§ **Task requirements**
Would you transcribe the listing that follows, character for character, and omit its images?

[Collected data]
::::::::::
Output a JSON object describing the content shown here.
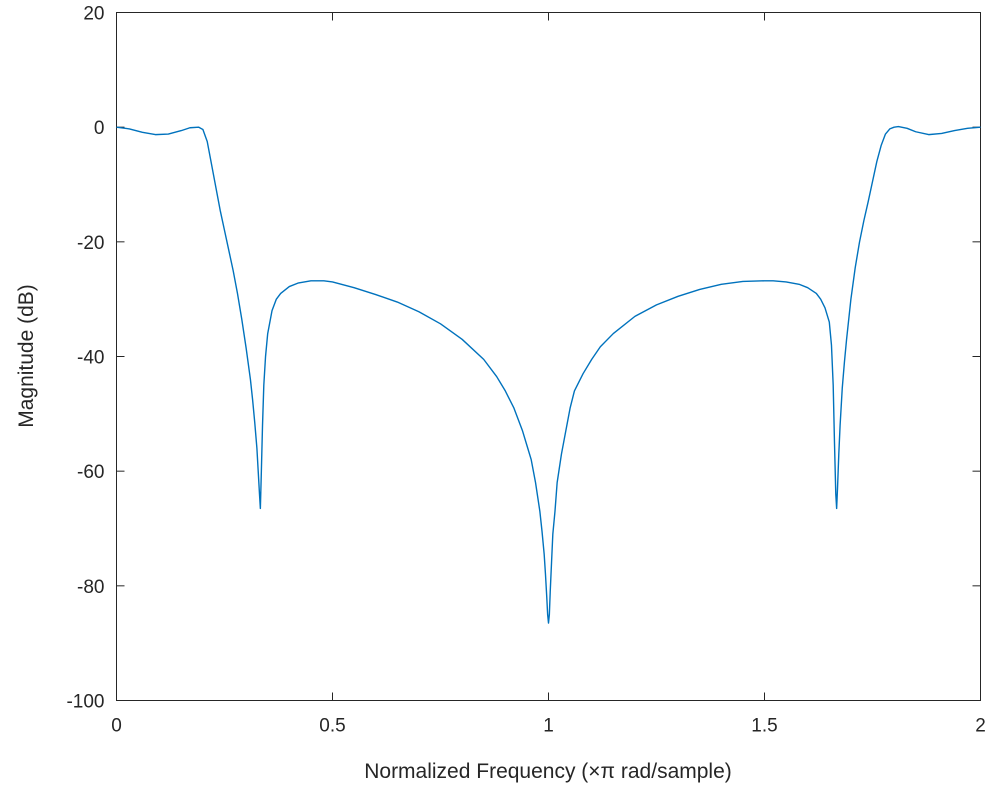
{
  "chart_data": {
    "type": "line",
    "title": "",
    "xlabel": "Normalized Frequency  (×π rad/sample)",
    "ylabel": "Magnitude (dB)",
    "xlim": [
      0,
      2
    ],
    "ylim": [
      -100,
      20
    ],
    "xticks": [
      0,
      0.5,
      1,
      1.5,
      2
    ],
    "xtick_labels": [
      "0",
      "0.5",
      "1",
      "1.5",
      "2"
    ],
    "yticks": [
      20,
      0,
      -20,
      -40,
      -60,
      -80,
      -100
    ],
    "ytick_labels": [
      "20",
      "0",
      "-20",
      "-40",
      "-60",
      "-80",
      "-100"
    ],
    "grid": false,
    "line_color": "#0072BD",
    "axis_color": "#262626",
    "series": [
      {
        "x": [
          0,
          0.03,
          0.06,
          0.09,
          0.12,
          0.15,
          0.17,
          0.19,
          0.2,
          0.21,
          0.22,
          0.23,
          0.24,
          0.25,
          0.26,
          0.27,
          0.28,
          0.29,
          0.3,
          0.31,
          0.315,
          0.32,
          0.325,
          0.328,
          0.331,
          0.333,
          0.335,
          0.338,
          0.341,
          0.345,
          0.35,
          0.36,
          0.37,
          0.38,
          0.4,
          0.42,
          0.45,
          0.48,
          0.5,
          0.55,
          0.6,
          0.65,
          0.7,
          0.75,
          0.8,
          0.85,
          0.88,
          0.9,
          0.92,
          0.94,
          0.95,
          0.96,
          0.97,
          0.98,
          0.985,
          0.99,
          0.993,
          0.996,
          0.998,
          1,
          1.002,
          1.004,
          1.007,
          1.01,
          1.015,
          1.02,
          1.03,
          1.04,
          1.05,
          1.06,
          1.08,
          1.1,
          1.12,
          1.15,
          1.2,
          1.25,
          1.3,
          1.35,
          1.4,
          1.45,
          1.5,
          1.52,
          1.55,
          1.58,
          1.6,
          1.62,
          1.63,
          1.64,
          1.65,
          1.655,
          1.659,
          1.662,
          1.665,
          1.667,
          1.669,
          1.672,
          1.675,
          1.68,
          1.685,
          1.69,
          1.7,
          1.71,
          1.72,
          1.73,
          1.74,
          1.75,
          1.76,
          1.77,
          1.78,
          1.79,
          1.8,
          1.81,
          1.83,
          1.85,
          1.88,
          1.91,
          1.94,
          1.97,
          2
        ],
        "y": [
          0,
          -0.3,
          -0.9,
          -1.3,
          -1.2,
          -0.6,
          -0.1,
          0,
          -0.4,
          -2.5,
          -6.5,
          -10.5,
          -14.5,
          -18,
          -21.5,
          -25,
          -29,
          -33.5,
          -38.5,
          -44,
          -47.5,
          -51.5,
          -56,
          -60,
          -64,
          -66.5,
          -61,
          -52,
          -45,
          -40,
          -36,
          -32,
          -30,
          -29,
          -27.8,
          -27.2,
          -26.8,
          -26.8,
          -27,
          -28,
          -29.2,
          -30.5,
          -32.2,
          -34.3,
          -37,
          -40.5,
          -43.5,
          -46,
          -49,
          -53,
          -55.5,
          -58,
          -62,
          -67,
          -70.5,
          -74.5,
          -78,
          -82,
          -85,
          -86.5,
          -85,
          -81,
          -76,
          -71,
          -67,
          -62,
          -57,
          -53,
          -49,
          -46,
          -43,
          -40.5,
          -38.3,
          -36,
          -33,
          -31,
          -29.5,
          -28.3,
          -27.4,
          -26.9,
          -26.8,
          -26.8,
          -27,
          -27.4,
          -28,
          -29,
          -30,
          -31.5,
          -34,
          -38,
          -45,
          -55,
          -64,
          -66.5,
          -63,
          -57,
          -52,
          -45.5,
          -41,
          -37,
          -30,
          -24.5,
          -20,
          -16.3,
          -13,
          -9.5,
          -6,
          -3.2,
          -1.2,
          -0.3,
          0,
          0.1,
          -0.2,
          -0.8,
          -1.3,
          -1.1,
          -0.6,
          -0.2,
          0
        ]
      }
    ]
  }
}
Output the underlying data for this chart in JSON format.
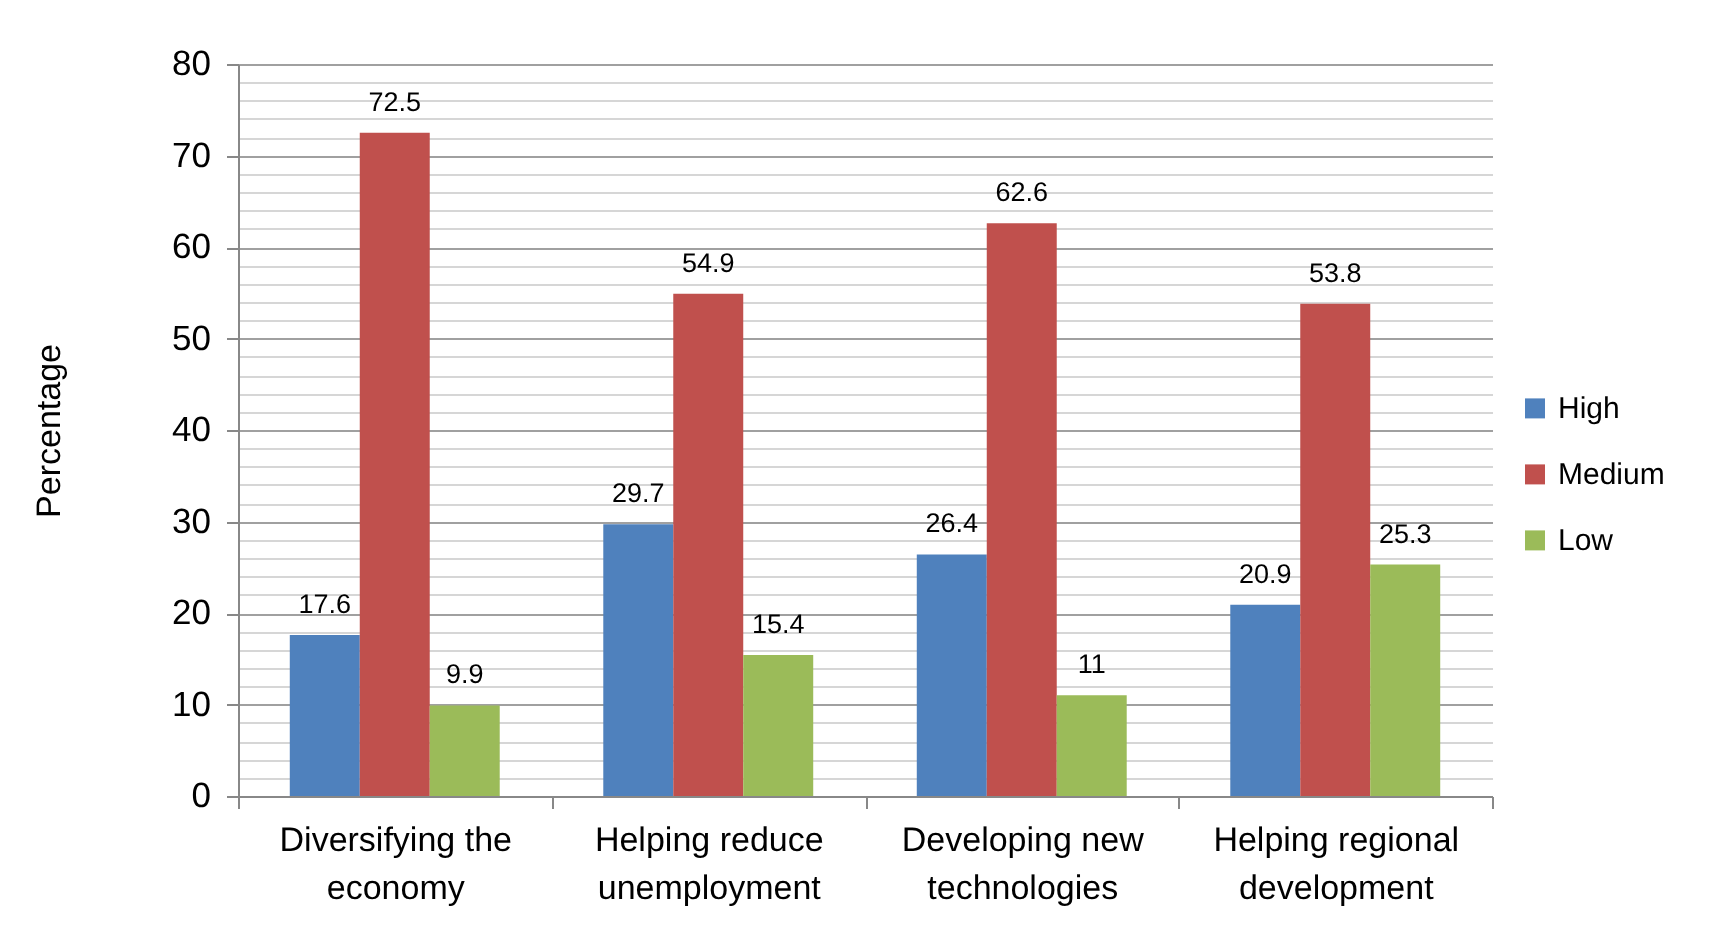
{
  "chart_data": {
    "type": "bar",
    "categories": [
      "Diversifying the economy",
      "Helping reduce unemployment",
      "Developing new technologies",
      "Helping regional development"
    ],
    "series": [
      {
        "name": "High",
        "color": "#4f81bd",
        "values": [
          17.6,
          29.7,
          26.4,
          20.9
        ]
      },
      {
        "name": "Medium",
        "color": "#c0504d",
        "values": [
          72.5,
          54.9,
          62.6,
          53.8
        ]
      },
      {
        "name": "Low",
        "color": "#9bbb59",
        "values": [
          9.9,
          15.4,
          11,
          25.3
        ]
      }
    ],
    "ylabel": "Percentage",
    "ylim": [
      0,
      80
    ],
    "yticks": [
      0,
      {
        "value": 2,
        "label": null
      },
      {
        "value": 4,
        "label": null
      },
      {
        "value": 6,
        "label": null
      },
      {
        "value": 8,
        "label": null
      },
      10,
      {
        "value": 12,
        "label": null
      },
      {
        "value": 14,
        "label": null
      },
      {
        "value": 16,
        "label": null
      },
      {
        "value": 18,
        "label": null
      },
      20,
      {
        "value": 22,
        "label": null
      },
      {
        "value": 24,
        "label": null
      },
      {
        "value": 26,
        "label": null
      },
      {
        "value": 28,
        "label": null
      },
      30,
      {
        "value": 32,
        "label": null
      },
      {
        "value": 34,
        "label": null
      },
      {
        "value": 36,
        "label": null
      },
      {
        "value": 38,
        "label": null
      },
      40,
      {
        "value": 42,
        "label": null
      },
      {
        "value": 44,
        "label": null
      },
      {
        "value": 46,
        "label": null
      },
      {
        "value": 48,
        "label": null
      },
      50,
      {
        "value": 52,
        "label": null
      },
      {
        "value": 54,
        "label": null
      },
      {
        "value": 56,
        "label": null
      },
      {
        "value": 58,
        "label": null
      },
      60,
      {
        "value": 62,
        "label": null
      },
      {
        "value": 64,
        "label": null
      },
      {
        "value": 66,
        "label": null
      },
      {
        "value": 68,
        "label": null
      },
      70,
      {
        "value": 72,
        "label": null
      },
      {
        "value": 74,
        "label": null
      },
      {
        "value": 76,
        "label": null
      },
      {
        "value": 78,
        "label": null
      },
      80
    ],
    "grid": "y",
    "legend": "right",
    "data_labels": true
  }
}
::::::::::
§ **Result for this task**
Output a JSON object describing the content shown here.
{
  "chart_data": {
    "type": "line",
    "title": "",
    "xlabel": "Normalized Frequency  (×π rad/sample)",
    "ylabel": "Magnitude (dB)",
    "xlim": [
      0,
      2
    ],
    "ylim": [
      -100,
      20
    ],
    "xticks": [
      0,
      0.5,
      1,
      1.5,
      2
    ],
    "xtick_labels": [
      "0",
      "0.5",
      "1",
      "1.5",
      "2"
    ],
    "yticks": [
      20,
      0,
      -20,
      -40,
      -60,
      -80,
      -100
    ],
    "ytick_labels": [
      "20",
      "0",
      "-20",
      "-40",
      "-60",
      "-80",
      "-100"
    ],
    "grid": false,
    "line_color": "#0072BD",
    "axis_color": "#262626",
    "series": [
      {
        "x": [
          0,
          0.03,
          0.06,
          0.09,
          0.12,
          0.15,
          0.17,
          0.19,
          0.2,
          0.21,
          0.22,
          0.23,
          0.24,
          0.25,
          0.26,
          0.27,
          0.28,
          0.29,
          0.3,
          0.31,
          0.315,
          0.32,
          0.325,
          0.328,
          0.331,
          0.333,
          0.335,
          0.338,
          0.341,
          0.345,
          0.35,
          0.36,
          0.37,
          0.38,
          0.4,
          0.42,
          0.45,
          0.48,
          0.5,
          0.55,
          0.6,
          0.65,
          0.7,
          0.75,
          0.8,
          0.85,
          0.88,
          0.9,
          0.92,
          0.94,
          0.95,
          0.96,
          0.97,
          0.98,
          0.985,
          0.99,
          0.993,
          0.996,
          0.998,
          1,
          1.002,
          1.004,
          1.007,
          1.01,
          1.015,
          1.02,
          1.03,
          1.04,
          1.05,
          1.06,
          1.08,
          1.1,
          1.12,
          1.15,
          1.2,
          1.25,
          1.3,
          1.35,
          1.4,
          1.45,
          1.5,
          1.52,
          1.55,
          1.58,
          1.6,
          1.62,
          1.63,
          1.64,
          1.65,
          1.655,
          1.659,
          1.662,
          1.665,
          1.667,
          1.669,
          1.672,
          1.675,
          1.68,
          1.685,
          1.69,
          1.7,
          1.71,
          1.72,
          1.73,
          1.74,
          1.75,
          1.76,
          1.77,
          1.78,
          1.79,
          1.8,
          1.81,
          1.83,
          1.85,
          1.88,
          1.91,
          1.94,
          1.97,
          2
        ],
        "y": [
          0,
          -0.3,
          -0.9,
          -1.3,
          -1.2,
          -0.6,
          -0.1,
          0,
          -0.4,
          -2.5,
          -6.5,
          -10.5,
          -14.5,
          -18,
          -21.5,
          -25,
          -29,
          -33.5,
          -38.5,
          -44,
          -47.5,
          -51.5,
          -56,
          -60,
          -64,
          -66.5,
          -61,
          -52,
          -45,
          -40,
          -36,
          -32,
          -30,
          -29,
          -27.8,
          -27.2,
          -26.8,
          -26.8,
          -27,
          -28,
          -29.2,
          -30.5,
          -32.2,
          -34.3,
          -37,
          -40.5,
          -43.5,
          -46,
          -49,
          -53,
          -55.5,
          -58,
          -62,
          -67,
          -70.5,
          -74.5,
          -78,
          -82,
          -85,
          -86.5,
          -85,
          -81,
          -76,
          -71,
          -67,
          -62,
          -57,
          -53,
          -49,
          -46,
          -43,
          -40.5,
          -38.3,
          -36,
          -33,
          -31,
          -29.5,
          -28.3,
          -27.4,
          -26.9,
          -26.8,
          -26.8,
          -27,
          -27.4,
          -28,
          -29,
          -30,
          -31.5,
          -34,
          -38,
          -45,
          -55,
          -64,
          -66.5,
          -63,
          -57,
          -52,
          -45.5,
          -41,
          -37,
          -30,
          -24.5,
          -20,
          -16.3,
          -13,
          -9.5,
          -6,
          -3.2,
          -1.2,
          -0.3,
          0,
          0.1,
          -0.2,
          -0.8,
          -1.3,
          -1.1,
          -0.6,
          -0.2,
          0
        ]
      }
    ]
  }
}
Output the underlying data for this chart in JSON format.
{
  "chart_data": {
    "type": "bar",
    "categories": [
      "Diversifying the economy",
      "Helping reduce unemployment",
      "Developing new technologies",
      "Helping regional development"
    ],
    "series": [
      {
        "name": "High",
        "color": "#4f81bd",
        "values": [
          17.6,
          29.7,
          26.4,
          20.9
        ]
      },
      {
        "name": "Medium",
        "color": "#c0504d",
        "values": [
          72.5,
          54.9,
          62.6,
          53.8
        ]
      },
      {
        "name": "Low",
        "color": "#9bbb59",
        "values": [
          9.9,
          15.4,
          11,
          25.3
        ]
      }
    ],
    "ylabel": "Percentage",
    "ylim": [
      0,
      80
    ],
    "yticks": [
      0,
      {
        "value": 2,
        "label": null
      },
      {
        "value": 4,
        "label": null
      },
      {
        "value": 6,
        "label": null
      },
      {
        "value": 8,
        "label": null
      },
      10,
      {
        "value": 12,
        "label": null
      },
      {
        "value": 14,
        "label": null
      },
      {
        "value": 16,
        "label": null
      },
      {
        "value": 18,
        "label": null
      },
      20,
      {
        "value": 22,
        "label": null
      },
      {
        "value": 24,
        "label": null
      },
      {
        "value": 26,
        "label": null
      },
      {
        "value": 28,
        "label": null
      },
      30,
      {
        "value": 32,
        "label": null
      },
      {
        "value": 34,
        "label": null
      },
      {
        "value": 36,
        "label": null
      },
      {
        "value": 38,
        "label": null
      },
      40,
      {
        "value": 42,
        "label": null
      },
      {
        "value": 44,
        "label": null
      },
      {
        "value": 46,
        "label": null
      },
      {
        "value": 48,
        "label": null
      },
      50,
      {
        "value": 52,
        "label": null
      },
      {
        "value": 54,
        "label": null
      },
      {
        "value": 56,
        "label": null
      },
      {
        "value": 58,
        "label": null
      },
      60,
      {
        "value": 62,
        "label": null
      },
      {
        "value": 64,
        "label": null
      },
      {
        "value": 66,
        "label": null
      },
      {
        "value": 68,
        "label": null
      },
      70,
      {
        "value": 72,
        "label": null
      },
      {
        "value": 74,
        "label": null
      },
      {
        "value": 76,
        "label": null
      },
      {
        "value": 78,
        "label": null
      },
      80
    ],
    "grid": "y",
    "legend": "right",
    "data_labels": true
  }
}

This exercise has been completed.